=== PROBLEM TO WORK ON ===
What is the count of lines that hold the word "商品名称"? Give only the number.

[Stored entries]
**********
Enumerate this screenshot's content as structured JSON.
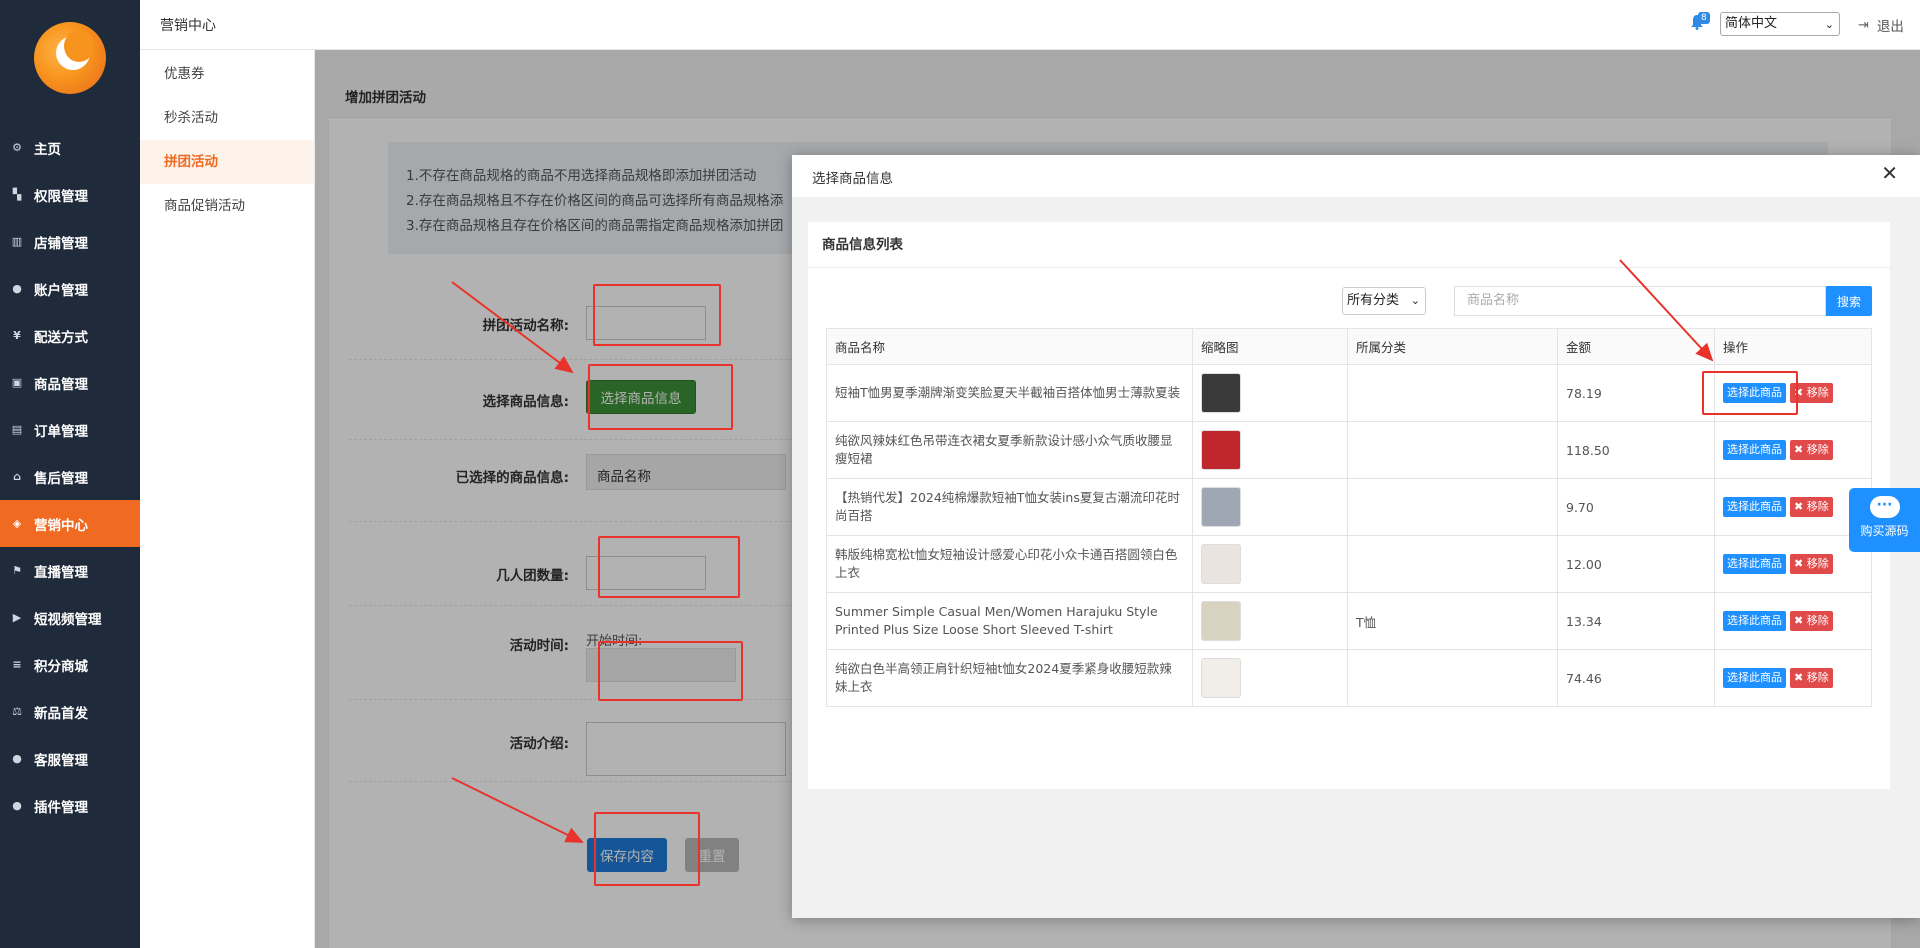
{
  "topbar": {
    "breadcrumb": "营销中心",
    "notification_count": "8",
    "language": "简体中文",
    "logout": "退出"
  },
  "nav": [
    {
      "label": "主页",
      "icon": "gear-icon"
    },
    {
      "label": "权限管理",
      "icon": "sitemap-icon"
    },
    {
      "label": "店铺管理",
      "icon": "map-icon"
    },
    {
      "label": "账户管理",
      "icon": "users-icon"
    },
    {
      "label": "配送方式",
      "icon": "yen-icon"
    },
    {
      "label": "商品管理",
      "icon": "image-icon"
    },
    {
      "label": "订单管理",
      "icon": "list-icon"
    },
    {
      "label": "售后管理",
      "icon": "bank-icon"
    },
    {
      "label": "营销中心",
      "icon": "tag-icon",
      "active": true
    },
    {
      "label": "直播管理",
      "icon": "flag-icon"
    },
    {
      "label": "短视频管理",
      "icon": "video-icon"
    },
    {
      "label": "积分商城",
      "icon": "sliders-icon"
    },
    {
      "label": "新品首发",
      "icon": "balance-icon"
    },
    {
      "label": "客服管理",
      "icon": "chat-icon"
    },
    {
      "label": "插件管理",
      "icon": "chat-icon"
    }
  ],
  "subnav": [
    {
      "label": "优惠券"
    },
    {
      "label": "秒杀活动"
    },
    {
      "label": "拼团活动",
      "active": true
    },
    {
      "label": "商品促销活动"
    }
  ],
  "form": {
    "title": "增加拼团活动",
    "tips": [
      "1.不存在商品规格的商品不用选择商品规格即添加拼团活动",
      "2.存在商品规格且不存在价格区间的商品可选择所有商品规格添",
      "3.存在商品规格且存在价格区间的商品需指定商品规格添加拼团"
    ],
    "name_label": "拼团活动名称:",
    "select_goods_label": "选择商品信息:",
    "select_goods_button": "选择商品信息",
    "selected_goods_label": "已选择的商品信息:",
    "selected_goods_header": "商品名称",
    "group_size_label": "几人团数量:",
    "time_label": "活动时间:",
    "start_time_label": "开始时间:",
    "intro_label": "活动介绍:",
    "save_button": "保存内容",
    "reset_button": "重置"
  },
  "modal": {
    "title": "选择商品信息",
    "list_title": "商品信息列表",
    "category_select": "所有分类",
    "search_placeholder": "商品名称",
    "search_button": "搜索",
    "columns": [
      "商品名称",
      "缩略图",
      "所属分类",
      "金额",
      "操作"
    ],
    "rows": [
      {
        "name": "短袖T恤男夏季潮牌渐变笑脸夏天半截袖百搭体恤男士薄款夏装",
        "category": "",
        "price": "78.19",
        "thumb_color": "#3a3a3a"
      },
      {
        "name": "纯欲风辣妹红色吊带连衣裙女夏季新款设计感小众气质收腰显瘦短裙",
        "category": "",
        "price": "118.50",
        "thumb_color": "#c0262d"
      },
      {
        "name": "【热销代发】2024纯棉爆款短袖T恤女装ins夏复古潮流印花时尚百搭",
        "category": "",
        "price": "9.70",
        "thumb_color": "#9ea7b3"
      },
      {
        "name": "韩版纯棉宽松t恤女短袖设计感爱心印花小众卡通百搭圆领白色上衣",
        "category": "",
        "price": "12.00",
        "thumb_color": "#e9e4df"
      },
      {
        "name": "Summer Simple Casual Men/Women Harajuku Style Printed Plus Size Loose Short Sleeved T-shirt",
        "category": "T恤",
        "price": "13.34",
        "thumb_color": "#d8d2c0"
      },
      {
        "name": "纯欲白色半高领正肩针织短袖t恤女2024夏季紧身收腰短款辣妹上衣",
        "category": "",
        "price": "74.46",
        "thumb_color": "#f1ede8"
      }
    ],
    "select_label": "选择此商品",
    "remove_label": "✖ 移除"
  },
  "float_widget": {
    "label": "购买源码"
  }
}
**********
=== ANSWER TO THE PROBLEM ===
3